What is asked → Quote each line of the material verbatim, without the pictures.

-- Begin --

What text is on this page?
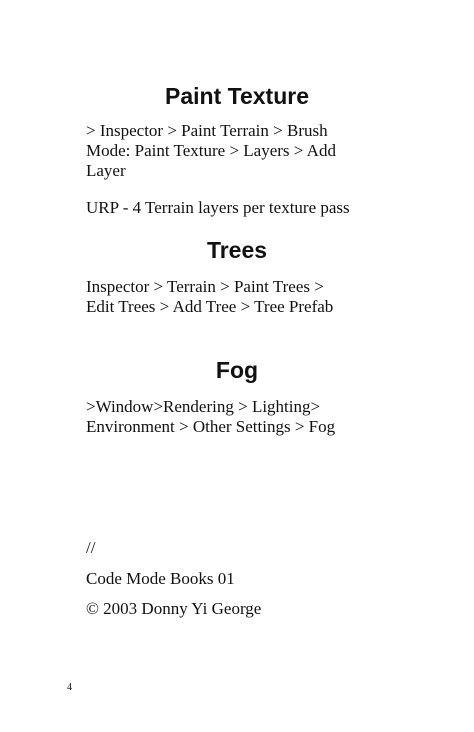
Paint Texture

> Inspector > Paint Terrain > Brush
Mode: Paint Texture > Layers > Add
Layer

URP - 4 Terrain layers per texture pass

Trees

Inspector > Terrain > Paint Trees >
Edit Trees > Add Tree > Tree Prefab

Fog

>Window>Rendering > Lighting>
Environment > Other Settings > Fog

//

Code Mode Books 01

© 2003 Donny Yi George

4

-- End --

Result below →
What text is on this page?
Paint Texture

> Inspector > Paint Terrain > Brush
Mode: Paint Texture > Layers > Add
Layer

URP - 4 Terrain layers per texture pass

Trees

Inspector > Terrain > Paint Trees >
Edit Trees > Add Tree > Tree Prefab

Fog

>Window>Rendering > Lighting>
Environment > Other Settings > Fog

//

Code Mode Books 01

© 2003 Donny Yi George

4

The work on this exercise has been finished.